== Aim ==
Set down each line of the material that follows, exactly, with no pictures.

== Records to process ==
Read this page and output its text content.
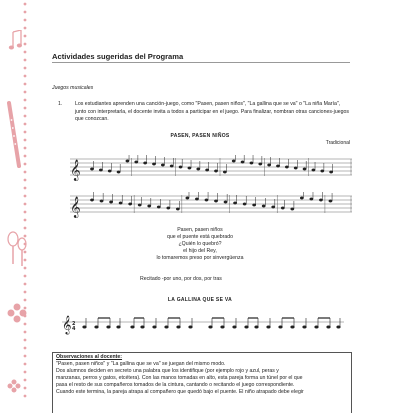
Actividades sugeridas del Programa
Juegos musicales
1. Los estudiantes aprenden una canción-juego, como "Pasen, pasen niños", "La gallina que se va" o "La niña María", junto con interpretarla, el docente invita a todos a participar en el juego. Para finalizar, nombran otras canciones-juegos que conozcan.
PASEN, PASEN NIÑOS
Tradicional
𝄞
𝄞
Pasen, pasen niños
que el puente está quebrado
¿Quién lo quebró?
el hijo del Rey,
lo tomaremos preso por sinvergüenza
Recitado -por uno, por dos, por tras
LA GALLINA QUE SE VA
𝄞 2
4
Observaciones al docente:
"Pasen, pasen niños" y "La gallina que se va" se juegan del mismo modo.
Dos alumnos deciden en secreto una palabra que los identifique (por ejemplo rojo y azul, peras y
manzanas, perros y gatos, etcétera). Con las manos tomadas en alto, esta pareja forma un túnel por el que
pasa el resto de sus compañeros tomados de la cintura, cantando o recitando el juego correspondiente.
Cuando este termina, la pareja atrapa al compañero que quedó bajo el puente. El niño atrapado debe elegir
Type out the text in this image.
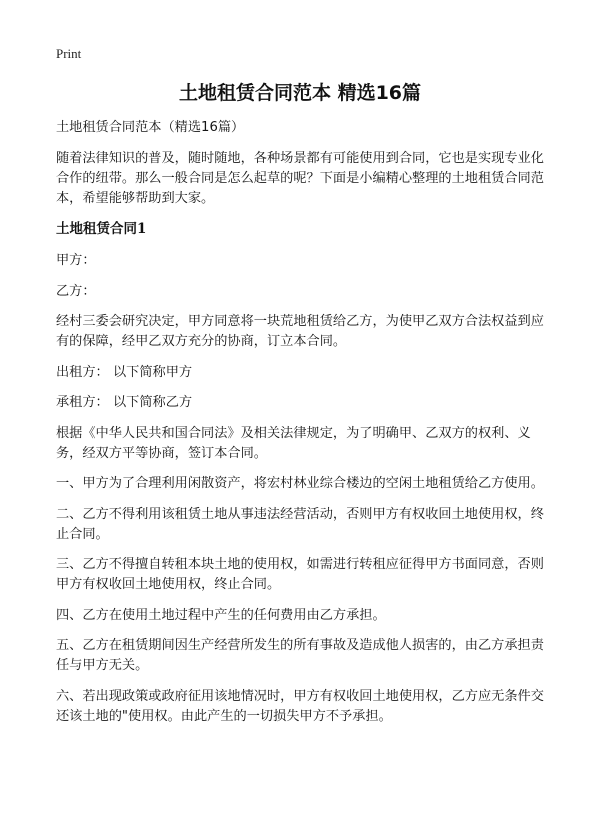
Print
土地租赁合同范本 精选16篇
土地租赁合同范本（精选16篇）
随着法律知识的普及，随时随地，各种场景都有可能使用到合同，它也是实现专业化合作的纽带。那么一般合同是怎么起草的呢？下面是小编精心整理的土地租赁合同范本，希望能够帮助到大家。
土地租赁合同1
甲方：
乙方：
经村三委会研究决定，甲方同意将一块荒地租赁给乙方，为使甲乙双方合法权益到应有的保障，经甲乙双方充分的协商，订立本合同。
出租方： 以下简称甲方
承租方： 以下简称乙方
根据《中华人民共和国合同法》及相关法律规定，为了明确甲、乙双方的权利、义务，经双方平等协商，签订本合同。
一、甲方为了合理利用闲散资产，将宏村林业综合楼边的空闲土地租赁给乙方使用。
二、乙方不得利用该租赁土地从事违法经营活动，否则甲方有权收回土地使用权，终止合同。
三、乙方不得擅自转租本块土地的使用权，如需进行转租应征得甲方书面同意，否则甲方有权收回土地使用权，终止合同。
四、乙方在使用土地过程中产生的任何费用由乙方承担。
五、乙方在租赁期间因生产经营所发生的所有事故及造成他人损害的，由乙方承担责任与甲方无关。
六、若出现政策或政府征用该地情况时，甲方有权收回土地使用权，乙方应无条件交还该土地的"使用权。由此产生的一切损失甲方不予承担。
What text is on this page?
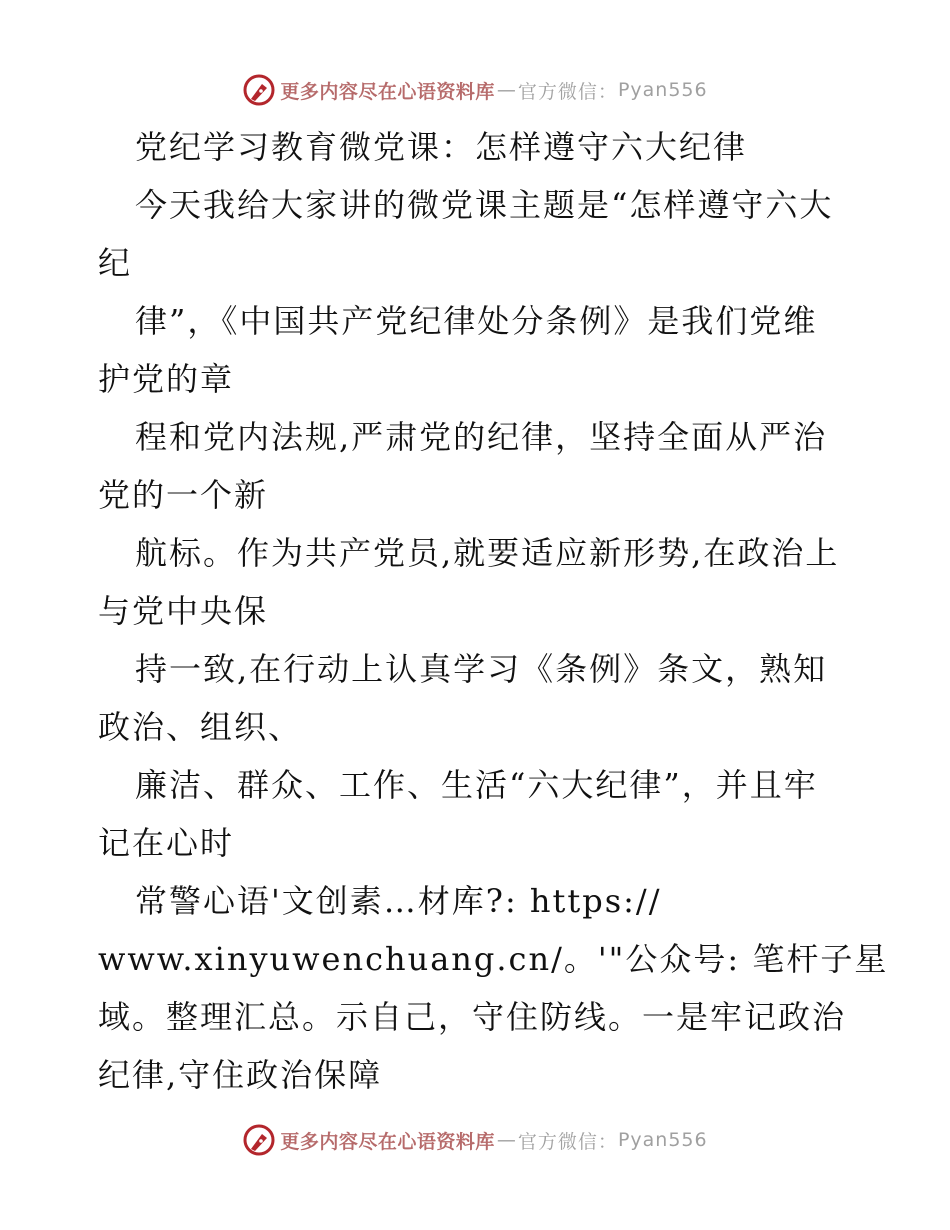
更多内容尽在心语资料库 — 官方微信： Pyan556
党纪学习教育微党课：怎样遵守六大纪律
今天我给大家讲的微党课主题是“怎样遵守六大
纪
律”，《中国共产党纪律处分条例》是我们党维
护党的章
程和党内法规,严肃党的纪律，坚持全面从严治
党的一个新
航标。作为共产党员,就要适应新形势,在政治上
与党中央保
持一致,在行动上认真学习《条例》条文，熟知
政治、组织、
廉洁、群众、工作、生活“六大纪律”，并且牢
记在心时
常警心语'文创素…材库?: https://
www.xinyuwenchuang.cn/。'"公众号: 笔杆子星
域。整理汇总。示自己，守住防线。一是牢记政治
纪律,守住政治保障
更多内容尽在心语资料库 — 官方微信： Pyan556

== Reply ==
Read this page and output its text content.
Actividades sugeridas del Programa
Juegos musicales
1. Los estudiantes aprenden una canción-juego, como "Pasen, pasen niños", "La gallina que se va" o "La niña María", junto con interpretarla, el docente invita a todos a participar en el juego. Para finalizar, nombran otras canciones-juegos que conozcan.
PASEN, PASEN NIÑOS
Tradicional
𝄞
𝄞
Pasen, pasen niños
que el puente está quebrado
¿Quién lo quebró?
el hijo del Rey,
lo tomaremos preso por sinvergüenza
Recitado -por uno, por dos, por tras
LA GALLINA QUE SE VA
𝄞 2
4
Observaciones al docente:
"Pasen, pasen niños" y "La gallina que se va" se juegan del mismo modo.
Dos alumnos deciden en secreto una palabra que los identifique (por ejemplo rojo y azul, peras y
manzanas, perros y gatos, etcétera). Con las manos tomadas en alto, esta pareja forma un túnel por el que
pasa el resto de sus compañeros tomados de la cintura, cantando o recitando el juego correspondiente.
Cuando este termina, la pareja atrapa al compañero que quedó bajo el puente. El niño atrapado debe elegir
Type out the text in this image.
Print
土地租赁合同范本 精选16篇
土地租赁合同范本（精选16篇）
随着法律知识的普及，随时随地，各种场景都有可能使用到合同，它也是实现专业化合作的纽带。那么一般合同是怎么起草的呢？下面是小编精心整理的土地租赁合同范本，希望能够帮助到大家。
土地租赁合同1
甲方：
乙方：
经村三委会研究决定，甲方同意将一块荒地租赁给乙方，为使甲乙双方合法权益到应有的保障，经甲乙双方充分的协商，订立本合同。
出租方： 以下简称甲方
承租方： 以下简称乙方
根据《中华人民共和国合同法》及相关法律规定，为了明确甲、乙双方的权利、义务，经双方平等协商，签订本合同。
一、甲方为了合理利用闲散资产，将宏村林业综合楼边的空闲土地租赁给乙方使用。
二、乙方不得利用该租赁土地从事违法经营活动，否则甲方有权收回土地使用权，终止合同。
三、乙方不得擅自转租本块土地的使用权，如需进行转租应征得甲方书面同意，否则甲方有权收回土地使用权，终止合同。
四、乙方在使用土地过程中产生的任何费用由乙方承担。
五、乙方在租赁期间因生产经营所发生的所有事故及造成他人损害的，由乙方承担责任与甲方无关。
六、若出现政策或政府征用该地情况时，甲方有权收回土地使用权，乙方应无条件交还该土地的"使用权。由此产生的一切损失甲方不予承担。
What text is on this page?
更多内容尽在心语资料库 — 官方微信： Pyan556
党纪学习教育微党课：怎样遵守六大纪律
今天我给大家讲的微党课主题是“怎样遵守六大
纪
律”，《中国共产党纪律处分条例》是我们党维
护党的章
程和党内法规,严肃党的纪律，坚持全面从严治
党的一个新
航标。作为共产党员,就要适应新形势,在政治上
与党中央保
持一致,在行动上认真学习《条例》条文，熟知
政治、组织、
廉洁、群众、工作、生活“六大纪律”，并且牢
记在心时
常警心语'文创素…材库?: https://
www.xinyuwenchuang.cn/。'"公众号: 笔杆子星
域。整理汇总。示自己，守住防线。一是牢记政治
纪律,守住政治保障
更多内容尽在心语资料库 — 官方微信： Pyan556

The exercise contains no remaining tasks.